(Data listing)

* Start *

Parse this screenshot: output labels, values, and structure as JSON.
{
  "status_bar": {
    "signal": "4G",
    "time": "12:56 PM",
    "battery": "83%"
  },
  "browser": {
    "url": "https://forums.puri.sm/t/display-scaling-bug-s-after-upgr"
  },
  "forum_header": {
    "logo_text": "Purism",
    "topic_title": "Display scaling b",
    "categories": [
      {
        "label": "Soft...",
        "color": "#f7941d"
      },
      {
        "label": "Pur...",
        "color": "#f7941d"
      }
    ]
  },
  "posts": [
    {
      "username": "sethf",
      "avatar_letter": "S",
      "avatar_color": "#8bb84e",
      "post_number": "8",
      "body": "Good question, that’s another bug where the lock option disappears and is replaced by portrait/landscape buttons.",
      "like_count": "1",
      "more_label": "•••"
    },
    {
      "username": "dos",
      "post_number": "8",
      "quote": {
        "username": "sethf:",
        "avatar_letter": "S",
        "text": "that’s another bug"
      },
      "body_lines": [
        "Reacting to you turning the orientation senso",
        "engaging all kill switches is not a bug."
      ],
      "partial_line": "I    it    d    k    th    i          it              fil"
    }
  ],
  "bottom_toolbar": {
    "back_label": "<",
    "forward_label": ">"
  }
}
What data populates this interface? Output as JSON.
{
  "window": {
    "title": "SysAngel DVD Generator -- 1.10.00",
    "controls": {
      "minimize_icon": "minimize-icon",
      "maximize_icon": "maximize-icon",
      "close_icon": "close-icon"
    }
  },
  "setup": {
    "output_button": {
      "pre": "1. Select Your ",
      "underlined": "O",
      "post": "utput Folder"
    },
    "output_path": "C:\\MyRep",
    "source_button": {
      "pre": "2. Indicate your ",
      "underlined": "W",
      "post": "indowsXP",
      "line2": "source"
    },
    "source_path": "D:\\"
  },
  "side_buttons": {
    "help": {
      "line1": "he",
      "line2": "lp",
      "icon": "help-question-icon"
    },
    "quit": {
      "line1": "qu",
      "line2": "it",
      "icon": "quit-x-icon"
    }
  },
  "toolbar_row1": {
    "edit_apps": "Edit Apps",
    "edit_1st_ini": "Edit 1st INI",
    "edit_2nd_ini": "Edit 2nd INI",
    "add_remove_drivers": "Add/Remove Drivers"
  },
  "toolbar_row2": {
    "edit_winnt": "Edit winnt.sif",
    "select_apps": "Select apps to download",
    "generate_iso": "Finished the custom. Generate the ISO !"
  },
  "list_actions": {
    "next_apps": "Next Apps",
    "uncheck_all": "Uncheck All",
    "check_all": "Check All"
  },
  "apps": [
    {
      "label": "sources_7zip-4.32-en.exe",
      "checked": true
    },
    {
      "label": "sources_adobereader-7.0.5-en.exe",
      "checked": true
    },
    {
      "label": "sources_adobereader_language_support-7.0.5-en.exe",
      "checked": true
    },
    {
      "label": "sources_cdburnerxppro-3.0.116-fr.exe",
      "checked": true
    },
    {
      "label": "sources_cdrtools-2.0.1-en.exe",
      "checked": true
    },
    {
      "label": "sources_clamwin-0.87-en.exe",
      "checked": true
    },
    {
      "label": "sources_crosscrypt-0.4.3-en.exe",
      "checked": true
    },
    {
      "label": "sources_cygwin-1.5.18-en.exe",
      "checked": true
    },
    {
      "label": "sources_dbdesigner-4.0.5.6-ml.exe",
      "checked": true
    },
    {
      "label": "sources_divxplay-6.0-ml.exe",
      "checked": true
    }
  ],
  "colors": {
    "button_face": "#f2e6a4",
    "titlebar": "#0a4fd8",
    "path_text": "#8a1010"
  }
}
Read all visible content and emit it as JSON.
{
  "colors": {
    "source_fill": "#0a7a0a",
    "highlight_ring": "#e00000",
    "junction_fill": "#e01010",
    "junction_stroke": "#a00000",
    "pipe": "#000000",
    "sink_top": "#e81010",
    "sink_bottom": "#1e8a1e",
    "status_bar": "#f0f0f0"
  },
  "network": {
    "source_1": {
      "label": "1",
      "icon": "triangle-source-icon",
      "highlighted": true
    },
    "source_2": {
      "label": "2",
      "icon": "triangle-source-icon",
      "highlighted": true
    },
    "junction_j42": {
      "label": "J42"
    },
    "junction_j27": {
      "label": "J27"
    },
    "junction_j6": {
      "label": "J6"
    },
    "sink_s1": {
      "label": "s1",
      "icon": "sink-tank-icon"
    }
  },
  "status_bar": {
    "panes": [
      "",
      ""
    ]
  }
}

* End *

§ What is asked:
Search the data for the string "Edit" and copy each line where it appears.

§ Answer to this task:
    "edit_apps": "Edit Apps",
    "edit_1st_ini": "Edit 1st INI",
    "edit_2nd_ini": "Edit 2nd INI",
    "edit_winnt": "Edit winnt.sif",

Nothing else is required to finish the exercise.